Written request — Render the following material again verbatim, leaving nothing out.

(Dataset rows about figures)
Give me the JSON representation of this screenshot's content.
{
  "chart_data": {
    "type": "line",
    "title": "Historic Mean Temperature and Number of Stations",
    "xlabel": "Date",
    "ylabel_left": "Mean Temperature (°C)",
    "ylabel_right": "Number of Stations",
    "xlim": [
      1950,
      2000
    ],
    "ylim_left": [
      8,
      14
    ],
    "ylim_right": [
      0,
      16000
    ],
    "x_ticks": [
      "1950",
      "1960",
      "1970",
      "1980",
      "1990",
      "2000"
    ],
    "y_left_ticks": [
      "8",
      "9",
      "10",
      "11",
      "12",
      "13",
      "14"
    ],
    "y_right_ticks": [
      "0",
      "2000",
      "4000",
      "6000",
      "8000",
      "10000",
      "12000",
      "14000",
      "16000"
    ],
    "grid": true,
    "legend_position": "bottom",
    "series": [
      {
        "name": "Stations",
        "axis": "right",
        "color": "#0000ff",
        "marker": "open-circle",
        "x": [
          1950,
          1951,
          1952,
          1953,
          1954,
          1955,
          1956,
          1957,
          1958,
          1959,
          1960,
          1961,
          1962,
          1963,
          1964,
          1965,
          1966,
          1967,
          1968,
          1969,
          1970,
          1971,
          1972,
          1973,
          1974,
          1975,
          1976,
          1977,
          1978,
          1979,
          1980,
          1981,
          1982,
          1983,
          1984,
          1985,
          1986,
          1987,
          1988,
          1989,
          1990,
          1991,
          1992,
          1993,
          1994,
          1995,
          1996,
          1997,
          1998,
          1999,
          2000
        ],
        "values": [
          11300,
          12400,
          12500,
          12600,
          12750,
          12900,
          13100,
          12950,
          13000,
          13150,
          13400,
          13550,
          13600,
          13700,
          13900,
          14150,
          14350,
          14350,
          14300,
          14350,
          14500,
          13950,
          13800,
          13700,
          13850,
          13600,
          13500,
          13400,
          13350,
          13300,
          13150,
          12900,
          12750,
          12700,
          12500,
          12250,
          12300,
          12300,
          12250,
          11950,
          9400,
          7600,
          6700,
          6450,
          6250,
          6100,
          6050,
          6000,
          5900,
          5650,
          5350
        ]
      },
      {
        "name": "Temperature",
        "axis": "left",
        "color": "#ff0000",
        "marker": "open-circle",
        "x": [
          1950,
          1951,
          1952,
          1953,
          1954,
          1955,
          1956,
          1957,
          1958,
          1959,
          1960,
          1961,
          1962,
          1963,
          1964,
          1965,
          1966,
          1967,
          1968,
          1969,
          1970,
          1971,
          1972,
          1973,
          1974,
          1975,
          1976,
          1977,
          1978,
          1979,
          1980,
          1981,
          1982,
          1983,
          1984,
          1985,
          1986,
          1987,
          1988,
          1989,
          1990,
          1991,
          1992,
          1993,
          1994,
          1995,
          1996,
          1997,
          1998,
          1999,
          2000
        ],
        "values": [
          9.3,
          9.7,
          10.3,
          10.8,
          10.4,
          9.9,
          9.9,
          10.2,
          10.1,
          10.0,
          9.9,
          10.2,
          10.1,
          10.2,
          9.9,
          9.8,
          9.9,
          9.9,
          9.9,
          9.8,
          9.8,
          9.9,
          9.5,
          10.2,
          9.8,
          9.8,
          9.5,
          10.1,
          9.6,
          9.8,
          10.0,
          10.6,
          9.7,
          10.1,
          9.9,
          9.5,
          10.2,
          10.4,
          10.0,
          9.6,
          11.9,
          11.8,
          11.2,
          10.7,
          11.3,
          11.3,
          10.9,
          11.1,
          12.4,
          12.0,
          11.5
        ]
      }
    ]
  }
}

The result —
Give me the JSON representation of this screenshot's content.
{
  "chart_data": {
    "type": "line",
    "title": "Historic Mean Temperature and Number of Stations",
    "xlabel": "Date",
    "ylabel_left": "Mean Temperature (°C)",
    "ylabel_right": "Number of Stations",
    "xlim": [
      1950,
      2000
    ],
    "ylim_left": [
      8,
      14
    ],
    "ylim_right": [
      0,
      16000
    ],
    "x_ticks": [
      "1950",
      "1960",
      "1970",
      "1980",
      "1990",
      "2000"
    ],
    "y_left_ticks": [
      "8",
      "9",
      "10",
      "11",
      "12",
      "13",
      "14"
    ],
    "y_right_ticks": [
      "0",
      "2000",
      "4000",
      "6000",
      "8000",
      "10000",
      "12000",
      "14000",
      "16000"
    ],
    "grid": true,
    "legend_position": "bottom",
    "series": [
      {
        "name": "Stations",
        "axis": "right",
        "color": "#0000ff",
        "marker": "open-circle",
        "x": [
          1950,
          1951,
          1952,
          1953,
          1954,
          1955,
          1956,
          1957,
          1958,
          1959,
          1960,
          1961,
          1962,
          1963,
          1964,
          1965,
          1966,
          1967,
          1968,
          1969,
          1970,
          1971,
          1972,
          1973,
          1974,
          1975,
          1976,
          1977,
          1978,
          1979,
          1980,
          1981,
          1982,
          1983,
          1984,
          1985,
          1986,
          1987,
          1988,
          1989,
          1990,
          1991,
          1992,
          1993,
          1994,
          1995,
          1996,
          1997,
          1998,
          1999,
          2000
        ],
        "values": [
          11300,
          12400,
          12500,
          12600,
          12750,
          12900,
          13100,
          12950,
          13000,
          13150,
          13400,
          13550,
          13600,
          13700,
          13900,
          14150,
          14350,
          14350,
          14300,
          14350,
          14500,
          13950,
          13800,
          13700,
          13850,
          13600,
          13500,
          13400,
          13350,
          13300,
          13150,
          12900,
          12750,
          12700,
          12500,
          12250,
          12300,
          12300,
          12250,
          11950,
          9400,
          7600,
          6700,
          6450,
          6250,
          6100,
          6050,
          6000,
          5900,
          5650,
          5350
        ]
      },
      {
        "name": "Temperature",
        "axis": "left",
        "color": "#ff0000",
        "marker": "open-circle",
        "x": [
          1950,
          1951,
          1952,
          1953,
          1954,
          1955,
          1956,
          1957,
          1958,
          1959,
          1960,
          1961,
          1962,
          1963,
          1964,
          1965,
          1966,
          1967,
          1968,
          1969,
          1970,
          1971,
          1972,
          1973,
          1974,
          1975,
          1976,
          1977,
          1978,
          1979,
          1980,
          1981,
          1982,
          1983,
          1984,
          1985,
          1986,
          1987,
          1988,
          1989,
          1990,
          1991,
          1992,
          1993,
          1994,
          1995,
          1996,
          1997,
          1998,
          1999,
          2000
        ],
        "values": [
          9.3,
          9.7,
          10.3,
          10.8,
          10.4,
          9.9,
          9.9,
          10.2,
          10.1,
          10.0,
          9.9,
          10.2,
          10.1,
          10.2,
          9.9,
          9.8,
          9.9,
          9.9,
          9.9,
          9.8,
          9.8,
          9.9,
          9.5,
          10.2,
          9.8,
          9.8,
          9.5,
          10.1,
          9.6,
          9.8,
          10.0,
          10.6,
          9.7,
          10.1,
          9.9,
          9.5,
          10.2,
          10.4,
          10.0,
          9.6,
          11.9,
          11.8,
          11.2,
          10.7,
          11.3,
          11.3,
          10.9,
          11.1,
          12.4,
          12.0,
          11.5
        ]
      }
    ]
  }
}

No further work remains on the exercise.